* INPUT DATA
━━━━━━━━━━

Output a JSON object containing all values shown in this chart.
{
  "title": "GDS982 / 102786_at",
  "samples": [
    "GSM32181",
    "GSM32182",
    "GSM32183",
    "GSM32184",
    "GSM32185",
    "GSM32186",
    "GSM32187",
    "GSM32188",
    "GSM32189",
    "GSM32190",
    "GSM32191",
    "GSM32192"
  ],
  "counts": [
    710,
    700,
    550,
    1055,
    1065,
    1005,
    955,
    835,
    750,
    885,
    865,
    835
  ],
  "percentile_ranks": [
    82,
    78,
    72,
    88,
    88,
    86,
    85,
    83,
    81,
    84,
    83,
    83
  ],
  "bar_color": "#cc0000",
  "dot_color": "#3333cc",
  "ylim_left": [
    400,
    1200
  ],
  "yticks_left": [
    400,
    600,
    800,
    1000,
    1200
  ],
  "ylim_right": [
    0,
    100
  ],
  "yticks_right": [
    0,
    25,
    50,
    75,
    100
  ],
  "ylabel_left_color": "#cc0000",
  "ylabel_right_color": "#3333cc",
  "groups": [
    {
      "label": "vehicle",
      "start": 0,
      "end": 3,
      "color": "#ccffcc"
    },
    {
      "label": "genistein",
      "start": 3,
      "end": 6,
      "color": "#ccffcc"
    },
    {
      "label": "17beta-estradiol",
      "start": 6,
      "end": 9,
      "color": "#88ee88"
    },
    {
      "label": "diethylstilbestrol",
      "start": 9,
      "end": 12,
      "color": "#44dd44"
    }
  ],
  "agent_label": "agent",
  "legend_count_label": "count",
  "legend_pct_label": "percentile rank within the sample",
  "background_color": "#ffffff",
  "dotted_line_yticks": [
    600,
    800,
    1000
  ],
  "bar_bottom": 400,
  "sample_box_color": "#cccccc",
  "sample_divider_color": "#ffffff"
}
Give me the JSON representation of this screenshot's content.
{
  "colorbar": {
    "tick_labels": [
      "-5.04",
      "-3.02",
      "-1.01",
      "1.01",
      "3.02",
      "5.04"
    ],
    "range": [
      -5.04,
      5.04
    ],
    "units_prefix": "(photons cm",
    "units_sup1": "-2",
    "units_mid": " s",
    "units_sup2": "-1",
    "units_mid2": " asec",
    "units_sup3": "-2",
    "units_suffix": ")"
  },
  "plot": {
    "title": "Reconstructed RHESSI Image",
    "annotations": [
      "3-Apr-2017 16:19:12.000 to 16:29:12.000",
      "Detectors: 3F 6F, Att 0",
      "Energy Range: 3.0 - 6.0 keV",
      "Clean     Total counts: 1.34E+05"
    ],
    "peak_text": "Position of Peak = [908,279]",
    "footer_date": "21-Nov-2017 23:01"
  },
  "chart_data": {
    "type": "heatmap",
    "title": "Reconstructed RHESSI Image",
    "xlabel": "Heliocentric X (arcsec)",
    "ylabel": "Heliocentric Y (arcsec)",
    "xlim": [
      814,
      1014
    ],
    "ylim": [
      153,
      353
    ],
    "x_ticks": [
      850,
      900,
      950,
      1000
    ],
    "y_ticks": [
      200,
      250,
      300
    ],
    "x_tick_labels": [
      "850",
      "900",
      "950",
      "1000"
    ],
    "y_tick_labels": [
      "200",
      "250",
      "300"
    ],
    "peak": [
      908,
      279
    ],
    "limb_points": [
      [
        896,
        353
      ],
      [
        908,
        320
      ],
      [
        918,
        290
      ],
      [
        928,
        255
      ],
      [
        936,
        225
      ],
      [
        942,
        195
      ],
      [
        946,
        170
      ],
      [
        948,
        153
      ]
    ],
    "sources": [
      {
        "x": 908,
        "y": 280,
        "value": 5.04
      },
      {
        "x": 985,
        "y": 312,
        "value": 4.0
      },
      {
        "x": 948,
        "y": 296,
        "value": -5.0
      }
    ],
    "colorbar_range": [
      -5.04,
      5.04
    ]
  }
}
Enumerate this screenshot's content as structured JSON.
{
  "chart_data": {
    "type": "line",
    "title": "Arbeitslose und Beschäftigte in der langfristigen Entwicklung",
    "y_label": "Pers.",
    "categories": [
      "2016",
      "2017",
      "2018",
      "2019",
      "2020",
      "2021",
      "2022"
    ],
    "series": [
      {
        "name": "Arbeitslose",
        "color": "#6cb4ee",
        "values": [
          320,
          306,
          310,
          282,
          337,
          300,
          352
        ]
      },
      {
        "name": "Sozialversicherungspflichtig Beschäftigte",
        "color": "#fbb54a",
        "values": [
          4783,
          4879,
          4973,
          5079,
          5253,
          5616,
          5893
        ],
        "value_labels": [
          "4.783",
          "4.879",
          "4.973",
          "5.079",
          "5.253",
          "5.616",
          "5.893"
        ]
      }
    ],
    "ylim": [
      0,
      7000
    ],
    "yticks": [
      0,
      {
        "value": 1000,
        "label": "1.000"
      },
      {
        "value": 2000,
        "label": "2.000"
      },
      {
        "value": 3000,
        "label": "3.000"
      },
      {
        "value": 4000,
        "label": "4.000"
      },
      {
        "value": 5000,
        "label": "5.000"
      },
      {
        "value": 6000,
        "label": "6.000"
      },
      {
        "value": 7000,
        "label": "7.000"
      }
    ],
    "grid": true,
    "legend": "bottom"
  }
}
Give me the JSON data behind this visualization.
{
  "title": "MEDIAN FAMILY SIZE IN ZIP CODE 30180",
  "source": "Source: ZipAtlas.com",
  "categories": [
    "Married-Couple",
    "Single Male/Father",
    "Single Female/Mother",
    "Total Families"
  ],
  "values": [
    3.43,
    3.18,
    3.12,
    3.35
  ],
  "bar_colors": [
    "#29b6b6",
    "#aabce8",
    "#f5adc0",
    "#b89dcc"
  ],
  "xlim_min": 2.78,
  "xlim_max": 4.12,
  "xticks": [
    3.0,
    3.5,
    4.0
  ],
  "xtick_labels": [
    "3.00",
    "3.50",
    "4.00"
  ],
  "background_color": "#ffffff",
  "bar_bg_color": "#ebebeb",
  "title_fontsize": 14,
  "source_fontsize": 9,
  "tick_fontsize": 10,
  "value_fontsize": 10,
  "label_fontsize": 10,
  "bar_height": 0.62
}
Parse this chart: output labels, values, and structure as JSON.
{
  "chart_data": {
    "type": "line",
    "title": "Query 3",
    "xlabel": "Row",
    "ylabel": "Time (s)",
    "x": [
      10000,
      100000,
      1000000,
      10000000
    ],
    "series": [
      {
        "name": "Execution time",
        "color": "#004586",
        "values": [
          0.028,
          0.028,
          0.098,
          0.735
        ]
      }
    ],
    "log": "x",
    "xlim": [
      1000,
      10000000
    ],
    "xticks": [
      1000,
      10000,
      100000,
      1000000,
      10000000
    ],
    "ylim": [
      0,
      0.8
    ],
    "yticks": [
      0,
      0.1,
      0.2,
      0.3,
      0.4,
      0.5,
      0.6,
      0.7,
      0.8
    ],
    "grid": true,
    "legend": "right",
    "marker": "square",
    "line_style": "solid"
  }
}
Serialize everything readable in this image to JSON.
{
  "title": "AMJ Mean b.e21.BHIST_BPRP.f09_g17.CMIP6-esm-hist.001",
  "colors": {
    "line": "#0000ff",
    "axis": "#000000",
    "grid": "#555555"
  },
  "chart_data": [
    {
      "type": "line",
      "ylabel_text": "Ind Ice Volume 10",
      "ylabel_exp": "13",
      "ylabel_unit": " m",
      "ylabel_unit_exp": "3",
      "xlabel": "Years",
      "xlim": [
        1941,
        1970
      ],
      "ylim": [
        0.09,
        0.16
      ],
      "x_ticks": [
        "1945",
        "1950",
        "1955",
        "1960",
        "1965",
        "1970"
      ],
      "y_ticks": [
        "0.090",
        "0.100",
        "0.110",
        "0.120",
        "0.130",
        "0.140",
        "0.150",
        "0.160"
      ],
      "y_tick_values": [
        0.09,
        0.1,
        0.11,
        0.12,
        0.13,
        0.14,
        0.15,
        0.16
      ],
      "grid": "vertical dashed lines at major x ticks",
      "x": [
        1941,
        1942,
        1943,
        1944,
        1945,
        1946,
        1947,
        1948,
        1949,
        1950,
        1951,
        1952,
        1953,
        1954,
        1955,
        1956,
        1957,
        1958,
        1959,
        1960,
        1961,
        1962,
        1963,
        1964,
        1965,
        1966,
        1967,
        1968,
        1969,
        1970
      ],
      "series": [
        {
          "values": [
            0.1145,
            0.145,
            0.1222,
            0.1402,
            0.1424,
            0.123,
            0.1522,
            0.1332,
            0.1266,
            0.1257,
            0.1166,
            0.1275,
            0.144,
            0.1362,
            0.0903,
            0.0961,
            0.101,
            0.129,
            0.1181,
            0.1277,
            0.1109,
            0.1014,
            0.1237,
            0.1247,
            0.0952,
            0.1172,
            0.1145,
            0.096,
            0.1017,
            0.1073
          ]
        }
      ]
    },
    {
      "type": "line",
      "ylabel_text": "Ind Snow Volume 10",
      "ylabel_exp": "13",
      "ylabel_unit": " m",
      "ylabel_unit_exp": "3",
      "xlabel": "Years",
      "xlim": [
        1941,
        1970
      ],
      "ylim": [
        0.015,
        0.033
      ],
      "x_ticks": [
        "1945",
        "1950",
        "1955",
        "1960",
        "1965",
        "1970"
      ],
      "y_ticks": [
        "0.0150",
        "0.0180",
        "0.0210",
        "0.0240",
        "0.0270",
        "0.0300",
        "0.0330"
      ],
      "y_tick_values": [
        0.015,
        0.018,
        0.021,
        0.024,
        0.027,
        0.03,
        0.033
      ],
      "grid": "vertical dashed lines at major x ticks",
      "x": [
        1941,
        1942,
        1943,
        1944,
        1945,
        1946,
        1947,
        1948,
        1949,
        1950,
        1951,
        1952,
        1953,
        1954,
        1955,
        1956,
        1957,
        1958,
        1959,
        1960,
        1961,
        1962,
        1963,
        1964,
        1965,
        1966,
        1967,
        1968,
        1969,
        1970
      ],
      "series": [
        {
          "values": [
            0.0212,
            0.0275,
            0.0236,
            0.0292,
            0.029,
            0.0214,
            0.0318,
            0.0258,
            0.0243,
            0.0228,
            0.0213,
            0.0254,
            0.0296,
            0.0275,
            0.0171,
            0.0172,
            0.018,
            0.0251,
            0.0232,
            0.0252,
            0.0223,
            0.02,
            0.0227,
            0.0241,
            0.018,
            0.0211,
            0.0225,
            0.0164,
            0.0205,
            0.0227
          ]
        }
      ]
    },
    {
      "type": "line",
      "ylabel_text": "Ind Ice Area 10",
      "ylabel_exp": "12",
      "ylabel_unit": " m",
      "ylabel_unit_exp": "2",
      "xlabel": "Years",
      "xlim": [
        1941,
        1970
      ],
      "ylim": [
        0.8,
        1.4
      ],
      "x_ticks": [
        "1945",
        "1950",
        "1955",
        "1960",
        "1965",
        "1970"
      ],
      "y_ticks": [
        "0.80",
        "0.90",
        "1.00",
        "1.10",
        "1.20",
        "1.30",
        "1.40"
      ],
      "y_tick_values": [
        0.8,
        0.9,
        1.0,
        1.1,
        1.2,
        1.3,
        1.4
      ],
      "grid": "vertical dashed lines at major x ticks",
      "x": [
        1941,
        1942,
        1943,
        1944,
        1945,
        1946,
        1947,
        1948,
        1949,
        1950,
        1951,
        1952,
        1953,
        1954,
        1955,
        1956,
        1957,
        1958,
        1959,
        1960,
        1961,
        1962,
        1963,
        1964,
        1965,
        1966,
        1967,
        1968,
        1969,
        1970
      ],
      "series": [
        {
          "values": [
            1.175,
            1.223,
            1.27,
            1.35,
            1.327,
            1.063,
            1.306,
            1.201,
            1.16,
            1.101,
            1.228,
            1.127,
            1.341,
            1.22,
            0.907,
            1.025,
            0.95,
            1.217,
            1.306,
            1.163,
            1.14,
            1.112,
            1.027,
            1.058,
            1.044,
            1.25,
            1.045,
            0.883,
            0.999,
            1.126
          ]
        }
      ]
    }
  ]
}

━━━━━━━━━━

* AIM OF THE EXERCISE
Among the lines of the data, identify those with the word "Single". Copy each of them.

* TASK RESPONSE
    "Single Male/Father",
    "Single Female/Mother",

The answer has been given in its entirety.